(Stored records)
***
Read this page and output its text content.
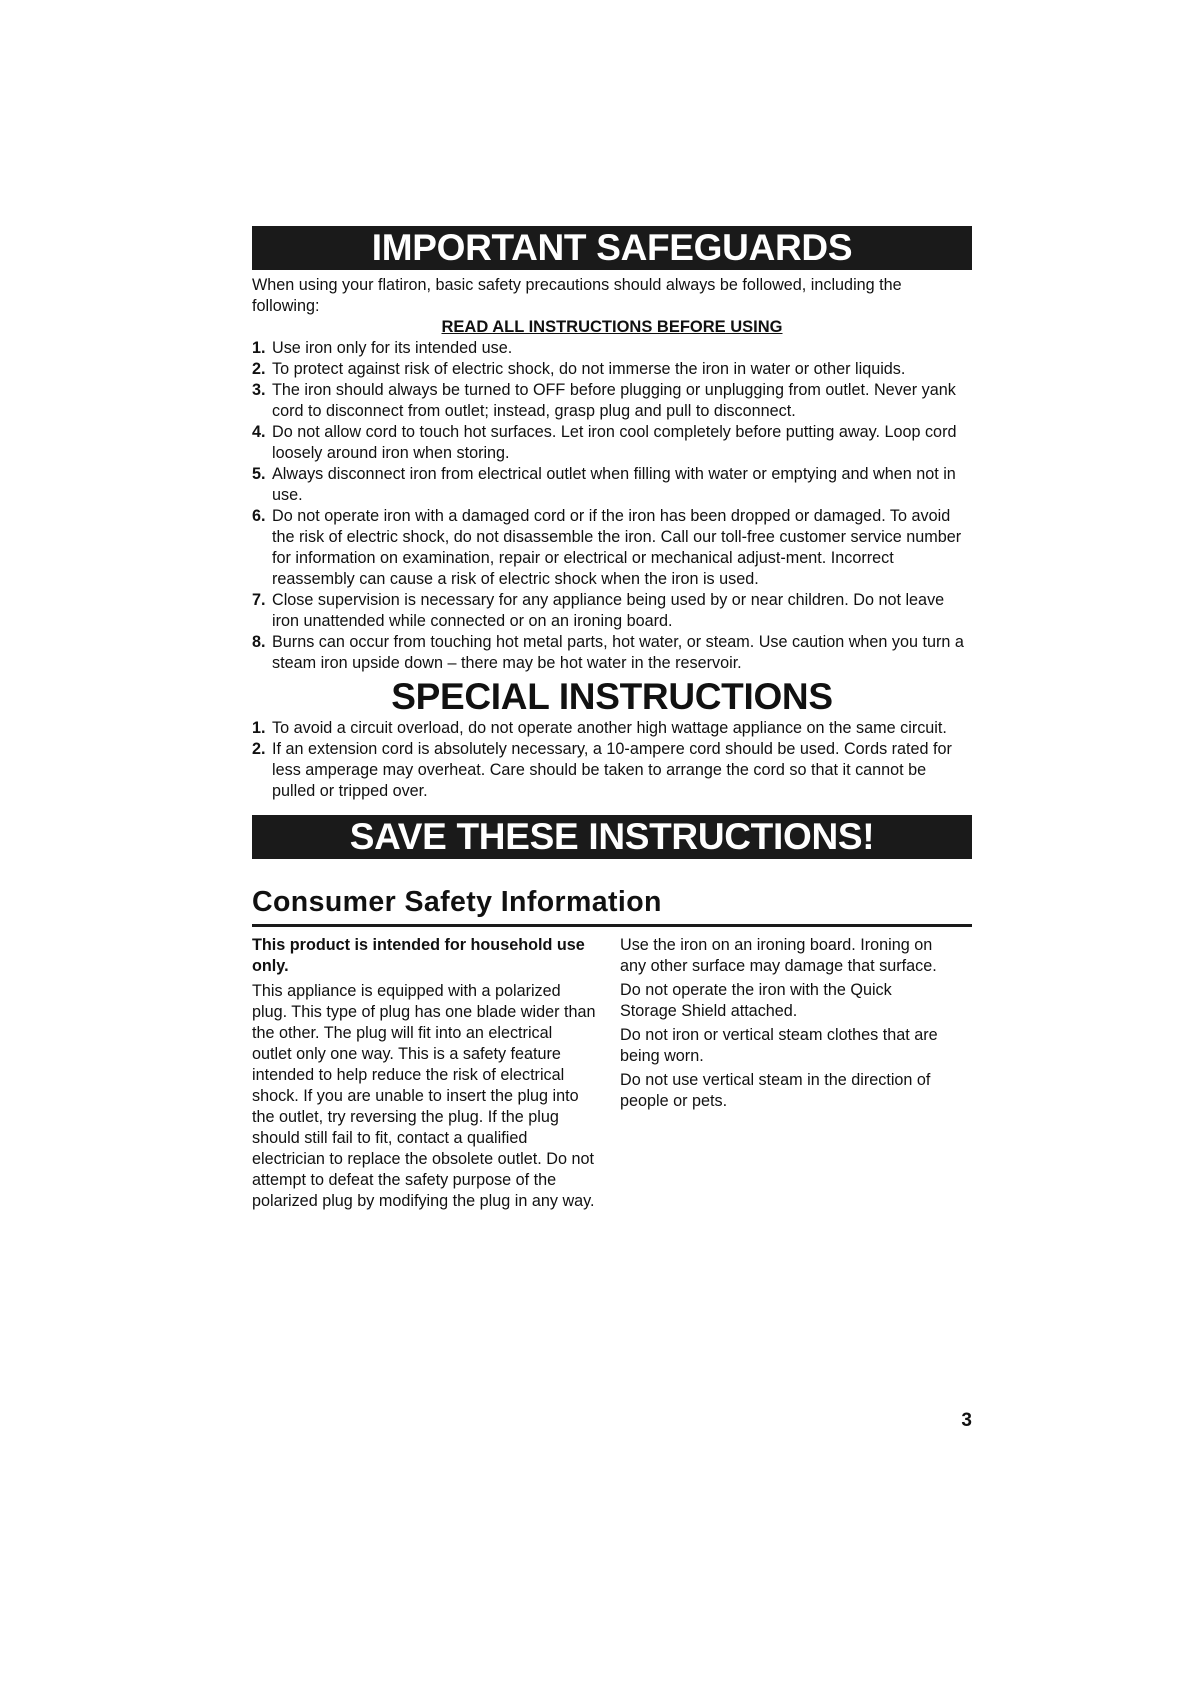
IMPORTANT SAFEGUARDS
When using your flatiron, basic safety precautions should always be followed, including the following:
READ ALL INSTRUCTIONS BEFORE USING
1. Use iron only for its intended use.
2. To protect against risk of electric shock, do not immerse the iron in water or other liquids.
3. The iron should always be turned to OFF before plugging or unplugging from outlet. Never yank cord to disconnect from outlet; instead, grasp plug and pull to disconnect.
4. Do not allow cord to touch hot surfaces. Let iron cool completely before putting away. Loop cord loosely around iron when storing.
5. Always disconnect iron from electrical outlet when filling with water or emptying and when not in use.
6. Do not operate iron with a damaged cord or if the iron has been dropped or damaged. To avoid the risk of electric shock, do not disassemble the iron. Call our toll-free customer service number for information on examination, repair or electrical or mechanical adjust-ment. Incorrect reassembly can cause a risk of electric shock when the iron is used.
7. Close supervision is necessary for any appliance being used by or near children. Do not leave iron unattended while connected or on an ironing board.
8. Burns can occur from touching hot metal parts, hot water, or steam. Use caution when you turn a steam iron upside down – there may be hot water in the reservoir.
SPECIAL INSTRUCTIONS
1. To avoid a circuit overload, do not operate another high wattage appliance on the same circuit.
2. If an extension cord is absolutely necessary, a 10-ampere cord should be used. Cords rated for less amperage may overheat. Care should be taken to arrange the cord so that it cannot be pulled or tripped over.
SAVE THESE INSTRUCTIONS!
Consumer Safety Information

This product is intended for household use only.

This appliance is equipped with a polarized plug. This type of plug has one blade wider than the other. The plug will fit into an electrical outlet only one way. This is a safety feature intended to help reduce the risk of electrical shock. If you are unable to insert the plug into the outlet, try reversing the plug. If the plug should still fail to fit, contact a qualified electrician to replace the obsolete outlet. Do not attempt to defeat the safety purpose of the polarized plug by modifying the plug in any way.

Use the iron on an ironing board. Ironing on any other surface may damage that surface.

Do not operate the iron with the Quick Storage Shield attached.

Do not iron or vertical steam clothes that are being worn.

Do not use vertical steam in the direction of people or pets.

3
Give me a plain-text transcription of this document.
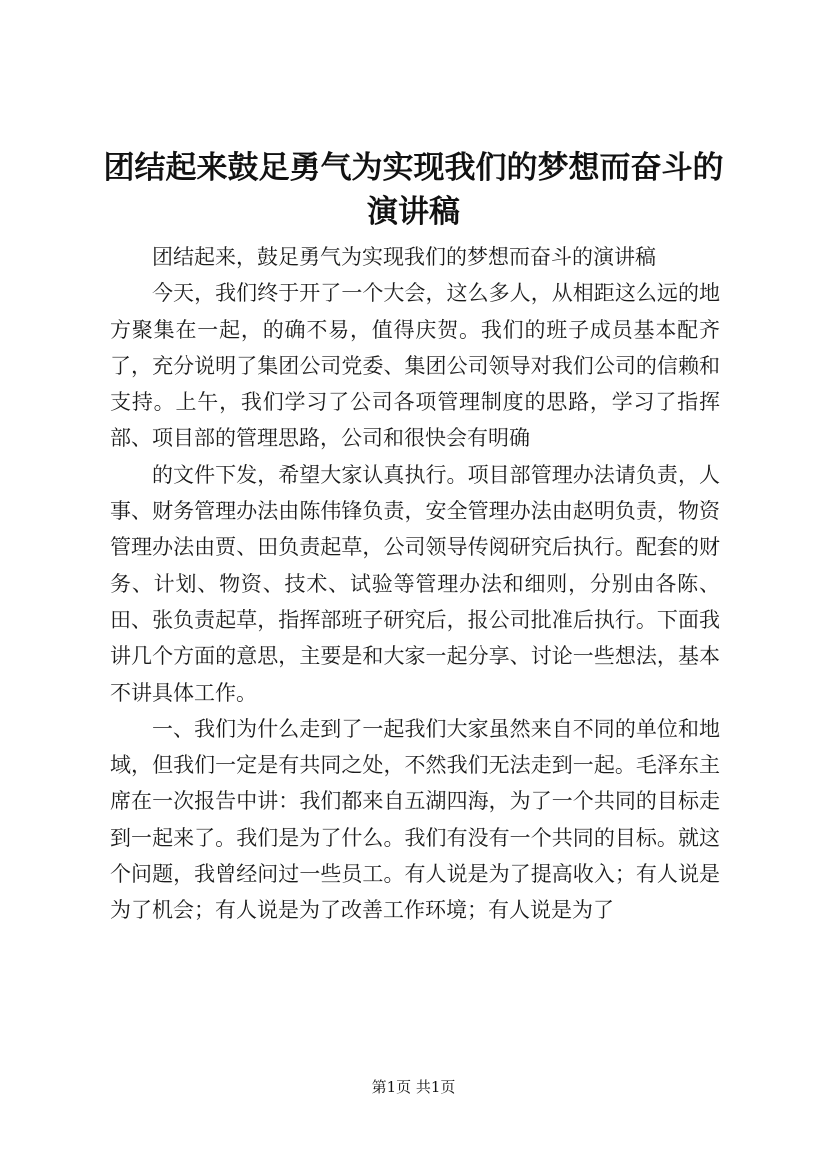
团结起来鼓足勇气为实现我们的梦想而奋斗的
演讲稿

团结起来，鼓足勇气为实现我们的梦想而奋斗的演讲稿

今天，我们终于开了一个大会，这么多人，从相距这么远的地方聚集在一起，的确不易，值得庆贺。我们的班子成员基本配齐了，充分说明了集团公司党委、集团公司领导对我们公司的信赖和支持。上午，我们学习了公司各项管理制度的思路，学习了指挥部、项目部的管理思路，公司和很快会有明确

的文件下发，希望大家认真执行。项目部管理办法请负责，人事、财务管理办法由陈伟锋负责，安全管理办法由赵明负责，物资管理办法由贾、田负责起草，公司领导传阅研究后执行。配套的财务、计划、物资、技术、试验等管理办法和细则，分别由各陈、田、张负责起草，指挥部班子研究后，报公司批准后执行。下面我讲几个方面的意思，主要是和大家一起分享、讨论一些想法，基本不讲具体工作。

一、我们为什么走到了一起我们大家虽然来自不同的单位和地域，但我们一定是有共同之处，不然我们无法走到一起。毛泽东主席在一次报告中讲：我们都来自五湖四海，为了一个共同的目标走到一起来了。我们是为了什么。我们有没有一个共同的目标。就这个问题，我曾经问过一些员工。有人说是为了提高收入；有人说是为了机会；有人说是为了改善工作环境；有人说是为了

第1页 共1页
***
PROBLEM DETAILS - In the entries above, identify every line with the word "necessary". Copy those lines.

REPLY TO THE TASK -
7. Close supervision is necessary for any appliance being used by or near children. Do not leave iron unattended while connected or on an ironing board.
2. If an extension cord is absolutely necessary, a 10-ampere cord should be used. Cords rated for less amperage may overheat. Care should be taken to arrange the cord so that it cannot be pulled or tripped over.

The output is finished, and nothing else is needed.